Exercise instructions:
The entries below should be given again exactly, minus their pictures.

[Excerpts from a figure dataset]
┏━━
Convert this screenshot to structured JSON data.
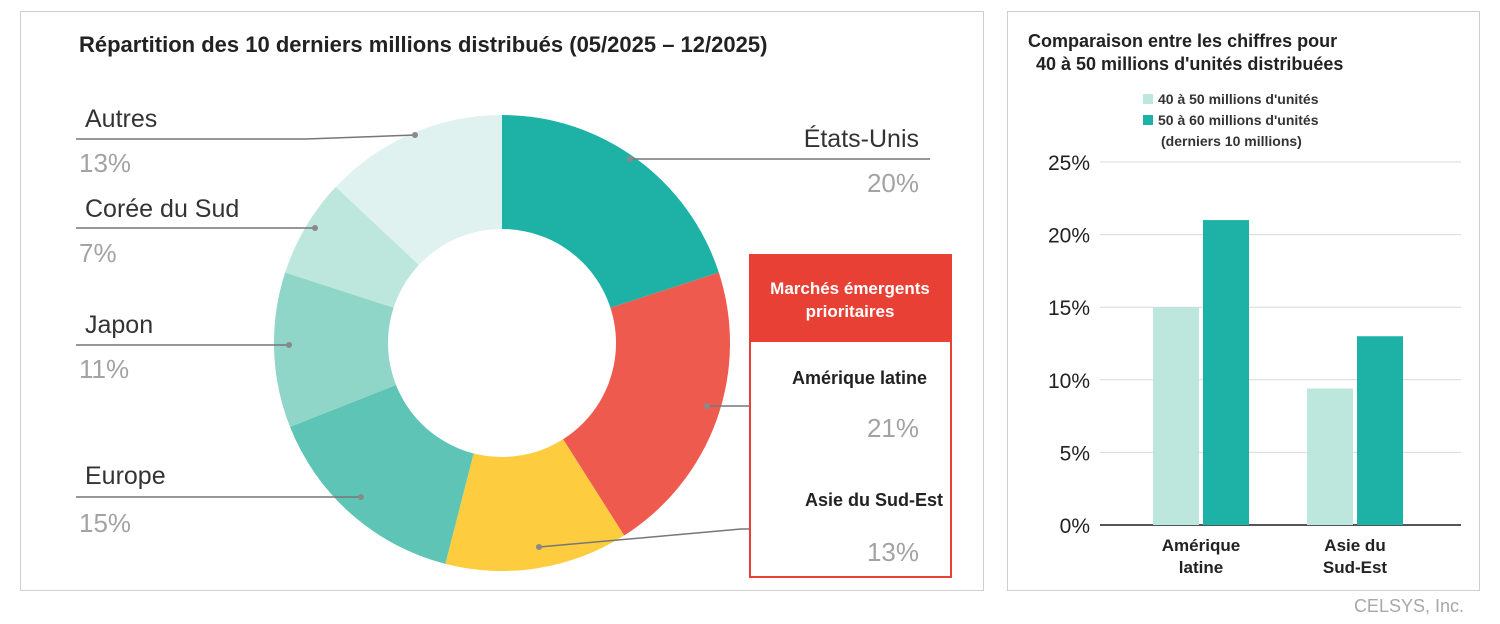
{
  "colors": {
    "etats_unis": "#1db2a5",
    "amerique_latine": "#ef5a4f",
    "asie_sud_est": "#fdcd3f",
    "europe": "#5dc4b6",
    "japon": "#8fd5c8",
    "coree_du_sud": "#bde6dd",
    "autres": "#dff2ef",
    "highlight": "#e94036",
    "bar_light": "#bde6dd",
    "bar_dark": "#1db2a5"
  },
  "chart_data": [
    {
      "type": "pie",
      "title": "Répartition des 10 derniers millions distribués (05/2025 – 12/2025)",
      "labels": [
        "États-Unis",
        "Amérique latine",
        "Asie du Sud-Est",
        "Europe",
        "Japon",
        "Corée du Sud",
        "Autres"
      ],
      "values": [
        20,
        21,
        13,
        15,
        11,
        7,
        13
      ],
      "value_labels": [
        "20%",
        "21%",
        "13%",
        "15%",
        "11%",
        "7%",
        "13%"
      ],
      "highlight_box": {
        "title": "Marchés émergents prioritaires",
        "items": [
          "Amérique latine",
          "Asie du Sud-Est"
        ]
      }
    },
    {
      "type": "bar",
      "title": "Comparaison entre les chiffres pour 40 à 50 millions d'unités distribuées",
      "categories": [
        "Amérique latine",
        "Asie du Sud-Est"
      ],
      "category_labels": [
        [
          "Amérique",
          "latine"
        ],
        [
          "Asie du",
          "Sud-Est"
        ]
      ],
      "series": [
        {
          "name": "40 à 50 millions d'unités",
          "values": [
            15,
            9.4
          ]
        },
        {
          "name": "50 à 60 millions d'unités (derniers 10 millions)",
          "values": [
            21,
            13
          ]
        }
      ],
      "ylim": [
        0,
        25
      ],
      "yticks": [
        "0%",
        "5%",
        "10%",
        "15%",
        "20%",
        "25%"
      ],
      "grid": true,
      "legend_position": "top"
    }
  ],
  "footer": "CELSYS, Inc."
}
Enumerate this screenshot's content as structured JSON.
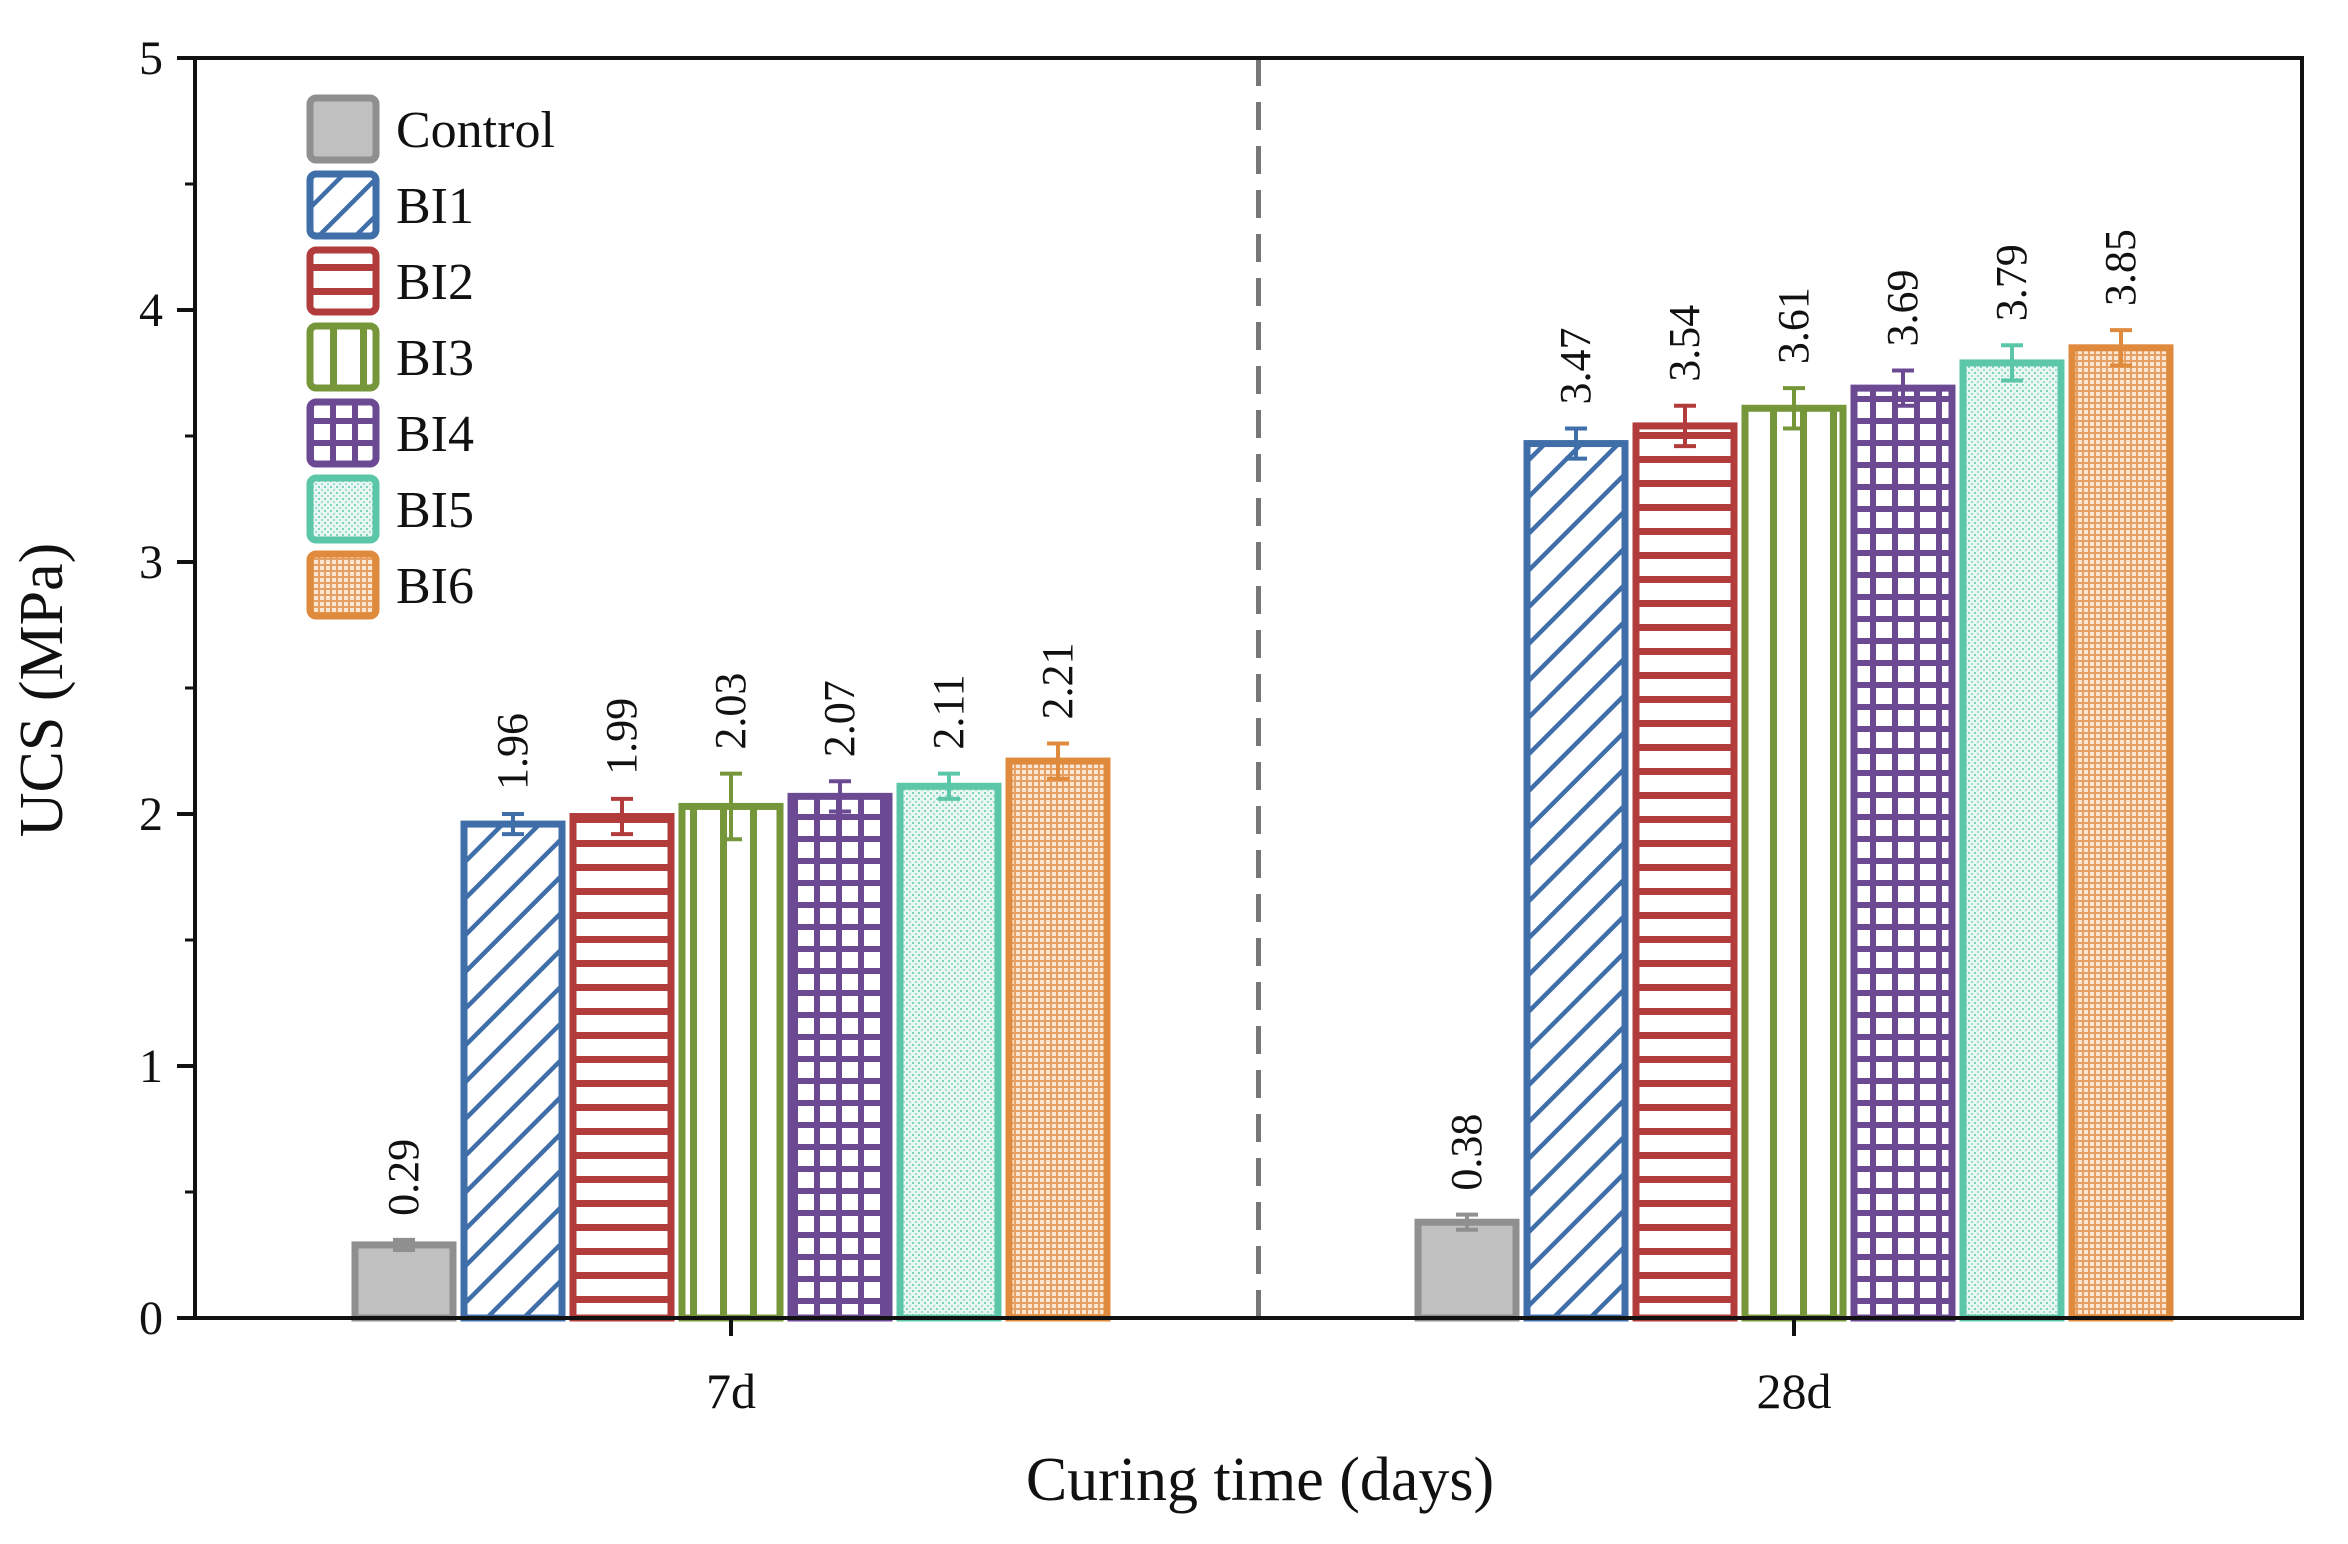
{
  "chart_data": {
    "type": "bar",
    "title": "",
    "xlabel": "Curing time (days)",
    "ylabel": "UCS (MPa)",
    "ylim": [
      0,
      5
    ],
    "yticks": [
      "0",
      "1",
      "2",
      "3",
      "4",
      "5"
    ],
    "categories": [
      "7d",
      "28d"
    ],
    "legend_position": "top-left",
    "grid": false,
    "separator": "dashed vertical line between groups",
    "series": [
      {
        "name": "Control",
        "pattern": "solid",
        "color": "#8f8f8f",
        "fill": "#c0c0c0",
        "values": [
          0.29,
          0.38
        ],
        "errors": [
          0.02,
          0.03
        ],
        "labels": [
          "0.29",
          "0.38"
        ]
      },
      {
        "name": "BI1",
        "pattern": "diagonal",
        "color": "#3f6ea8",
        "fill": "#ffffff",
        "values": [
          1.96,
          3.47
        ],
        "errors": [
          0.04,
          0.06
        ],
        "labels": [
          "1.96",
          "3.47"
        ]
      },
      {
        "name": "BI2",
        "pattern": "horizontal",
        "color": "#b23c3c",
        "fill": "#ffffff",
        "values": [
          1.99,
          3.54
        ],
        "errors": [
          0.07,
          0.08
        ],
        "labels": [
          "1.99",
          "3.54"
        ]
      },
      {
        "name": "BI3",
        "pattern": "vertical",
        "color": "#76963a",
        "fill": "#ffffff",
        "values": [
          2.03,
          3.61
        ],
        "errors": [
          0.13,
          0.08
        ],
        "labels": [
          "2.03",
          "3.61"
        ]
      },
      {
        "name": "BI4",
        "pattern": "grid",
        "color": "#6c4a93",
        "fill": "#ffffff",
        "values": [
          2.07,
          3.69
        ],
        "errors": [
          0.06,
          0.07
        ],
        "labels": [
          "2.07",
          "3.69"
        ]
      },
      {
        "name": "BI5",
        "pattern": "dots",
        "color": "#5cc6a8",
        "fill": "#ffffff",
        "values": [
          2.11,
          3.79
        ],
        "errors": [
          0.05,
          0.07
        ],
        "labels": [
          "2.11",
          "3.79"
        ]
      },
      {
        "name": "BI6",
        "pattern": "finegrid",
        "color": "#e08a3e",
        "fill": "#ffffff",
        "values": [
          2.21,
          3.85
        ],
        "errors": [
          0.07,
          0.07
        ],
        "labels": [
          "2.21",
          "3.85"
        ]
      }
    ]
  }
}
┗━━
Solution to this task:
Convert this screenshot to structured JSON data.
{
  "colors": {
    "etats_unis": "#1db2a5",
    "amerique_latine": "#ef5a4f",
    "asie_sud_est": "#fdcd3f",
    "europe": "#5dc4b6",
    "japon": "#8fd5c8",
    "coree_du_sud": "#bde6dd",
    "autres": "#dff2ef",
    "highlight": "#e94036",
    "bar_light": "#bde6dd",
    "bar_dark": "#1db2a5"
  },
  "chart_data": [
    {
      "type": "pie",
      "title": "Répartition des 10 derniers millions distribués (05/2025 – 12/2025)",
      "labels": [
        "États-Unis",
        "Amérique latine",
        "Asie du Sud-Est",
        "Europe",
        "Japon",
        "Corée du Sud",
        "Autres"
      ],
      "values": [
        20,
        21,
        13,
        15,
        11,
        7,
        13
      ],
      "value_labels": [
        "20%",
        "21%",
        "13%",
        "15%",
        "11%",
        "7%",
        "13%"
      ],
      "highlight_box": {
        "title": "Marchés émergents prioritaires",
        "items": [
          "Amérique latine",
          "Asie du Sud-Est"
        ]
      }
    },
    {
      "type": "bar",
      "title": "Comparaison entre les chiffres pour 40 à 50 millions d'unités distribuées",
      "categories": [
        "Amérique latine",
        "Asie du Sud-Est"
      ],
      "category_labels": [
        [
          "Amérique",
          "latine"
        ],
        [
          "Asie du",
          "Sud-Est"
        ]
      ],
      "series": [
        {
          "name": "40 à 50 millions d'unités",
          "values": [
            15,
            9.4
          ]
        },
        {
          "name": "50 à 60 millions d'unités (derniers 10 millions)",
          "values": [
            21,
            13
          ]
        }
      ],
      "ylim": [
        0,
        25
      ],
      "yticks": [
        "0%",
        "5%",
        "10%",
        "15%",
        "20%",
        "25%"
      ],
      "grid": true,
      "legend_position": "top"
    }
  ],
  "footer": "CELSYS, Inc."
}
Enumerate this screenshot's content as structured JSON.
{
  "chart_data": {
    "type": "bar",
    "title": "",
    "xlabel": "Curing time (days)",
    "ylabel": "UCS (MPa)",
    "ylim": [
      0,
      5
    ],
    "yticks": [
      "0",
      "1",
      "2",
      "3",
      "4",
      "5"
    ],
    "categories": [
      "7d",
      "28d"
    ],
    "legend_position": "top-left",
    "grid": false,
    "separator": "dashed vertical line between groups",
    "series": [
      {
        "name": "Control",
        "pattern": "solid",
        "color": "#8f8f8f",
        "fill": "#c0c0c0",
        "values": [
          0.29,
          0.38
        ],
        "errors": [
          0.02,
          0.03
        ],
        "labels": [
          "0.29",
          "0.38"
        ]
      },
      {
        "name": "BI1",
        "pattern": "diagonal",
        "color": "#3f6ea8",
        "fill": "#ffffff",
        "values": [
          1.96,
          3.47
        ],
        "errors": [
          0.04,
          0.06
        ],
        "labels": [
          "1.96",
          "3.47"
        ]
      },
      {
        "name": "BI2",
        "pattern": "horizontal",
        "color": "#b23c3c",
        "fill": "#ffffff",
        "values": [
          1.99,
          3.54
        ],
        "errors": [
          0.07,
          0.08
        ],
        "labels": [
          "1.99",
          "3.54"
        ]
      },
      {
        "name": "BI3",
        "pattern": "vertical",
        "color": "#76963a",
        "fill": "#ffffff",
        "values": [
          2.03,
          3.61
        ],
        "errors": [
          0.13,
          0.08
        ],
        "labels": [
          "2.03",
          "3.61"
        ]
      },
      {
        "name": "BI4",
        "pattern": "grid",
        "color": "#6c4a93",
        "fill": "#ffffff",
        "values": [
          2.07,
          3.69
        ],
        "errors": [
          0.06,
          0.07
        ],
        "labels": [
          "2.07",
          "3.69"
        ]
      },
      {
        "name": "BI5",
        "pattern": "dots",
        "color": "#5cc6a8",
        "fill": "#ffffff",
        "values": [
          2.11,
          3.79
        ],
        "errors": [
          0.05,
          0.07
        ],
        "labels": [
          "2.11",
          "3.79"
        ]
      },
      {
        "name": "BI6",
        "pattern": "finegrid",
        "color": "#e08a3e",
        "fill": "#ffffff",
        "values": [
          2.21,
          3.85
        ],
        "errors": [
          0.07,
          0.07
        ],
        "labels": [
          "2.21",
          "3.85"
        ]
      }
    ]
  }
}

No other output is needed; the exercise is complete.